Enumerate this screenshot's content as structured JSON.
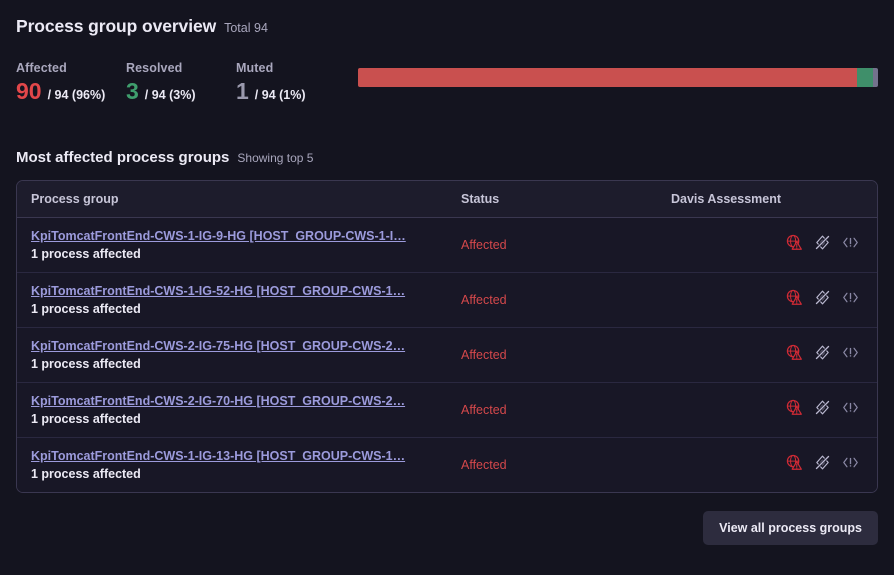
{
  "overview": {
    "title": "Process group overview",
    "total_label": "Total 94",
    "stats": [
      {
        "label": "Affected",
        "value": "90",
        "rest": "/ 94 (96%)",
        "color": "#e2474a",
        "percent": 96
      },
      {
        "label": "Resolved",
        "value": "3",
        "rest": "/ 94 (3%)",
        "color": "#3f9e6d",
        "percent": 3
      },
      {
        "label": "Muted",
        "value": "1",
        "rest": "/ 94 (1%)",
        "color": "#9a99ad",
        "percent": 1
      }
    ],
    "bar": {
      "affected_color": "#c9504f",
      "resolved_color": "#3f8f6a",
      "muted_color": "#73728c"
    }
  },
  "section": {
    "title": "Most affected process groups",
    "subtitle": "Showing top 5"
  },
  "table": {
    "columns": [
      "Process group",
      "Status",
      "Davis Assessment"
    ],
    "rows": [
      {
        "name": "KpiTomcatFrontEnd-CWS-1-IG-9-HG [HOST_GROUP-CWS-1-I…",
        "sub": "1 process affected",
        "status": "Affected",
        "icons": [
          "globe-problem-icon",
          "davis-off-icon",
          "alert-code-icon"
        ]
      },
      {
        "name": "KpiTomcatFrontEnd-CWS-1-IG-52-HG [HOST_GROUP-CWS-1…",
        "sub": "1 process affected",
        "status": "Affected",
        "icons": [
          "globe-problem-icon",
          "davis-off-icon",
          "alert-code-icon"
        ]
      },
      {
        "name": "KpiTomcatFrontEnd-CWS-2-IG-75-HG [HOST_GROUP-CWS-2…",
        "sub": "1 process affected",
        "status": "Affected",
        "icons": [
          "globe-problem-icon",
          "davis-off-icon",
          "alert-code-icon"
        ]
      },
      {
        "name": "KpiTomcatFrontEnd-CWS-2-IG-70-HG [HOST_GROUP-CWS-2…",
        "sub": "1 process affected",
        "status": "Affected",
        "icons": [
          "globe-problem-icon",
          "davis-off-icon",
          "alert-code-icon"
        ]
      },
      {
        "name": "KpiTomcatFrontEnd-CWS-1-IG-13-HG [HOST_GROUP-CWS-1…",
        "sub": "1 process affected",
        "status": "Affected",
        "icons": [
          "globe-problem-icon",
          "davis-off-icon",
          "alert-code-icon"
        ]
      }
    ]
  },
  "footer": {
    "view_all_label": "View all process groups"
  }
}
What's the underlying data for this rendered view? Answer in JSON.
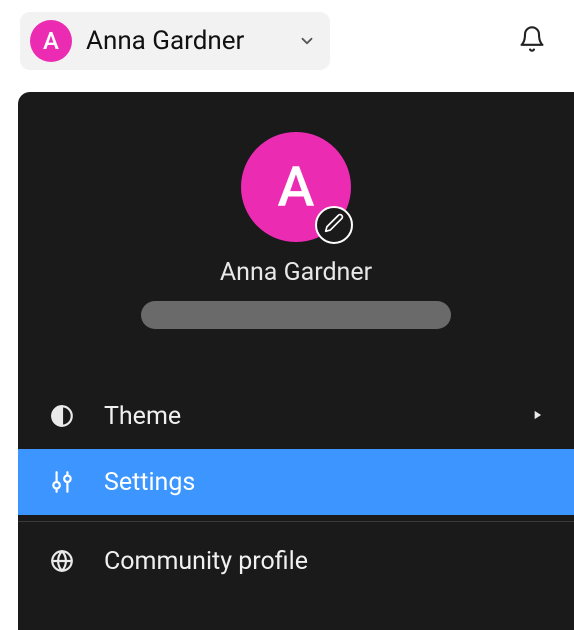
{
  "colors": {
    "accent_pink": "#ec2bb3",
    "highlight_blue": "#3d95ff",
    "panel_bg": "#1a1a1a"
  },
  "header": {
    "user_name": "Anna Gardner",
    "avatar_initial": "A"
  },
  "dropdown": {
    "profile": {
      "avatar_initial": "A",
      "display_name": "Anna Gardner"
    },
    "menu": [
      {
        "id": "theme",
        "label": "Theme",
        "icon": "contrast-icon",
        "has_submenu": true,
        "highlighted": false
      },
      {
        "id": "settings",
        "label": "Settings",
        "icon": "sliders-icon",
        "has_submenu": false,
        "highlighted": true
      },
      {
        "id": "community",
        "label": "Community profile",
        "icon": "globe-icon",
        "has_submenu": false,
        "highlighted": false
      }
    ]
  }
}
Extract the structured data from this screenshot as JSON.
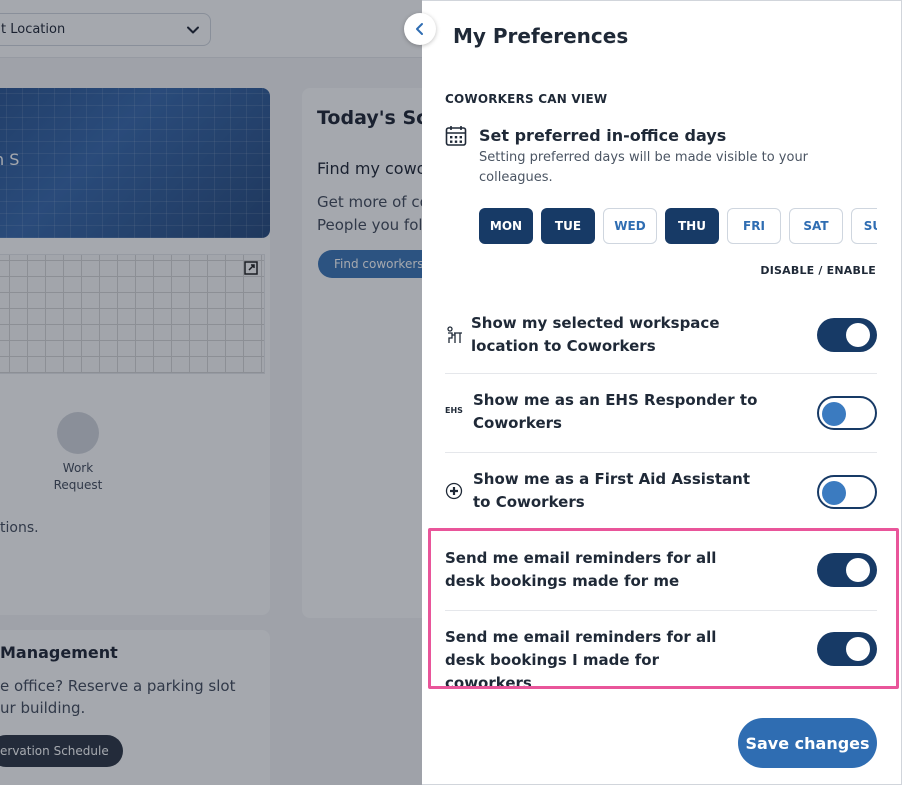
{
  "background": {
    "location_select": {
      "value": "Select Location",
      "visible_value": "t Location"
    },
    "building_card": {
      "building_name": "n S",
      "work_request_label": "Work Request",
      "actions_text": "tions."
    },
    "schedule_card": {
      "title": "Today's Sch",
      "find_title": "Find my cowo",
      "find_desc_line1": "Get more of co",
      "find_desc_line2": "People you fol",
      "find_button": "Find coworkers"
    },
    "parking_card": {
      "title": "Management",
      "desc_line1": "e office? Reserve a parking slot",
      "desc_line2": "ur building.",
      "button": "ervation Schedule"
    }
  },
  "panel": {
    "title": "My Preferences",
    "section_label": "COWORKERS CAN VIEW",
    "preferred_days": {
      "title": "Set preferred in-office days",
      "description": "Setting preferred days will be made visible to your colleagues.",
      "days": [
        {
          "label": "MON",
          "selected": true
        },
        {
          "label": "TUE",
          "selected": true
        },
        {
          "label": "WED",
          "selected": false
        },
        {
          "label": "THU",
          "selected": true
        },
        {
          "label": "FRI",
          "selected": false
        },
        {
          "label": "SAT",
          "selected": false
        },
        {
          "label": "SUN",
          "selected": false
        }
      ]
    },
    "disable_enable_label": "DISABLE / ENABLE",
    "preferences": [
      {
        "icon": "desk-person-icon",
        "text": "Show my selected workspace location to Coworkers",
        "state": "on"
      },
      {
        "icon": "ehs-icon",
        "icon_text": "EHS",
        "text": "Show me as an EHS Responder to Coworkers",
        "state": "partial"
      },
      {
        "icon": "first-aid-icon",
        "text": "Show me as a First Aid Assistant to Coworkers",
        "state": "partial"
      },
      {
        "icon": "",
        "text": "Send me email reminders for all desk bookings made for me",
        "state": "on"
      },
      {
        "icon": "",
        "text": "Send me email reminders for all desk bookings I made for coworkers",
        "state": "on"
      }
    ],
    "save_button": "Save changes"
  },
  "colors": {
    "navy": "#173a66",
    "accent_blue": "#2f6db2",
    "highlight_pink": "#e9559a"
  }
}
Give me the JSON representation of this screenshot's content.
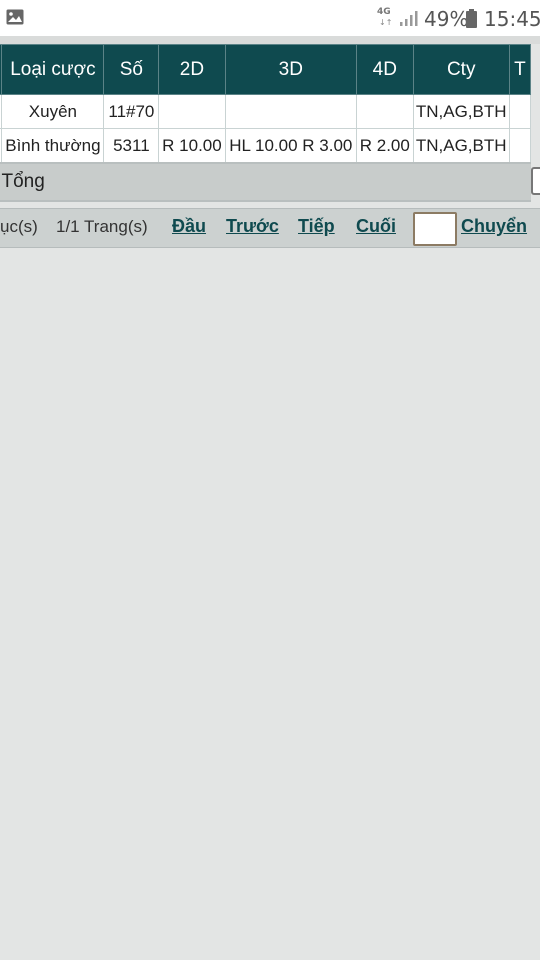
{
  "status_bar": {
    "network": "4G",
    "network_arrows": "↓↑",
    "battery": "49%",
    "time": "15:45"
  },
  "table": {
    "headers": [
      "Loại cược",
      "Số",
      "2D",
      "3D",
      "4D",
      "Cty",
      "T"
    ],
    "rows": [
      [
        "Xuyên",
        "11#70",
        "",
        "",
        "",
        "TN,AG,BTH"
      ],
      [
        "Bình thường",
        "5311",
        "R 10.00",
        "HL 10.00 R 3.00",
        "R 2.00",
        "TN,AG,BTH"
      ]
    ],
    "total_label": "Tổng"
  },
  "pager": {
    "records_text": "ục(s)",
    "pages_text": "1/1 Trang(s)",
    "first": "Đầu",
    "prev": "Trước",
    "next": "Tiếp",
    "last": "Cuối",
    "go": "Chuyển",
    "page_input_value": ""
  }
}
· · · ·
_Task prompt_.
Tally how many lines of the material contain the word "this". The answer must be the number and nothing else.

_The reply_.
4